START

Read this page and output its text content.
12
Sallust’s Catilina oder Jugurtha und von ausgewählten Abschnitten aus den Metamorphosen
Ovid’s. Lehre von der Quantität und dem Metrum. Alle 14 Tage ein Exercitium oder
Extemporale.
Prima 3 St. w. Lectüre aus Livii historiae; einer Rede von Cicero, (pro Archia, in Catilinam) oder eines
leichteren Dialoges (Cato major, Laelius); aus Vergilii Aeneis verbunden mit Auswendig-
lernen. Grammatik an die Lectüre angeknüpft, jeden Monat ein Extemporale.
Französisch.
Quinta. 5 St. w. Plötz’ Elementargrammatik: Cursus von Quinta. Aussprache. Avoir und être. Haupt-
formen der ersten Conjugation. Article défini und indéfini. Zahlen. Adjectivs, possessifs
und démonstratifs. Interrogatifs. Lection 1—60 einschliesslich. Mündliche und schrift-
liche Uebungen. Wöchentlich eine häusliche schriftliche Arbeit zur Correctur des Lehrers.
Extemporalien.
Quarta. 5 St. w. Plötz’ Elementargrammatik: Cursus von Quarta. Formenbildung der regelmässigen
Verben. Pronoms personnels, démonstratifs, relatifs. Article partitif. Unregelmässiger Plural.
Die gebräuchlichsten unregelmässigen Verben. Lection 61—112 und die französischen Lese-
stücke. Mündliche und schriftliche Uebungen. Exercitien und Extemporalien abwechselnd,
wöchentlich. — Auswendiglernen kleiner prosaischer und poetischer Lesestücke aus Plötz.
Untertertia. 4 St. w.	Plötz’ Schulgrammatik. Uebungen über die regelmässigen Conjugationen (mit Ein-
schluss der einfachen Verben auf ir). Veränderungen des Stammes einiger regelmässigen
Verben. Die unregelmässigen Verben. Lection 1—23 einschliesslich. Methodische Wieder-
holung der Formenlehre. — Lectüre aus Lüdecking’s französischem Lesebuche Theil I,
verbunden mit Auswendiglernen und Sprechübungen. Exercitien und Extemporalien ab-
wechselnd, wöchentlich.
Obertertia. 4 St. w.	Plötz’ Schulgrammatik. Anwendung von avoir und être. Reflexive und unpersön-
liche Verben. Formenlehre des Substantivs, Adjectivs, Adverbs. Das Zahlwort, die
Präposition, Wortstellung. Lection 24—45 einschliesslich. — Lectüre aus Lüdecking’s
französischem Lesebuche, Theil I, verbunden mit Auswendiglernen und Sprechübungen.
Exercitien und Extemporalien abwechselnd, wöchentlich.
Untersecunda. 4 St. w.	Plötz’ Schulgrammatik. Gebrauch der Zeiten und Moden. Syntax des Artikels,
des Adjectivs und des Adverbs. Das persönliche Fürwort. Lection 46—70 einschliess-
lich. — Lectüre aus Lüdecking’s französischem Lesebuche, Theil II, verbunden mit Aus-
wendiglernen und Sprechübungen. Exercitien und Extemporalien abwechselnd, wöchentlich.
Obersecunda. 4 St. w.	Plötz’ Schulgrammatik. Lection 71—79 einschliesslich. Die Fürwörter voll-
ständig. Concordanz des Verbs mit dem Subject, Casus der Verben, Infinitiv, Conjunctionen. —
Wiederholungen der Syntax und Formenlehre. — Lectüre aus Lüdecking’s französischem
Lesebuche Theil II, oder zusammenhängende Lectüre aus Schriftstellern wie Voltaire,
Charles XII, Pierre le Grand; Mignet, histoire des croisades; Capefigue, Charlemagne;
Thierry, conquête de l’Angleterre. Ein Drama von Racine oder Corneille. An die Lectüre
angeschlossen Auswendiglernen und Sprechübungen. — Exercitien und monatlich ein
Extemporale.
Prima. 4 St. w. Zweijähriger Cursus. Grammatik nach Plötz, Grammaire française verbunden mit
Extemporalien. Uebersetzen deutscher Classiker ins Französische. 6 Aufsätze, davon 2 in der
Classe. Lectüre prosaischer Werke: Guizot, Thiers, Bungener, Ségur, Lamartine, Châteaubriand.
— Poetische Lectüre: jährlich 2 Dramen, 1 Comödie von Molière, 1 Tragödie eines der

END

From the data above, copy each line that has the string "Article".

formen der ersten Conjugation. Article défini und indéfini. Zahlen. Adjectivs, possessifs
Verben. Pronoms personnels, démonstratifs, relatifs. Article partitif. Unregelmässiger Plural.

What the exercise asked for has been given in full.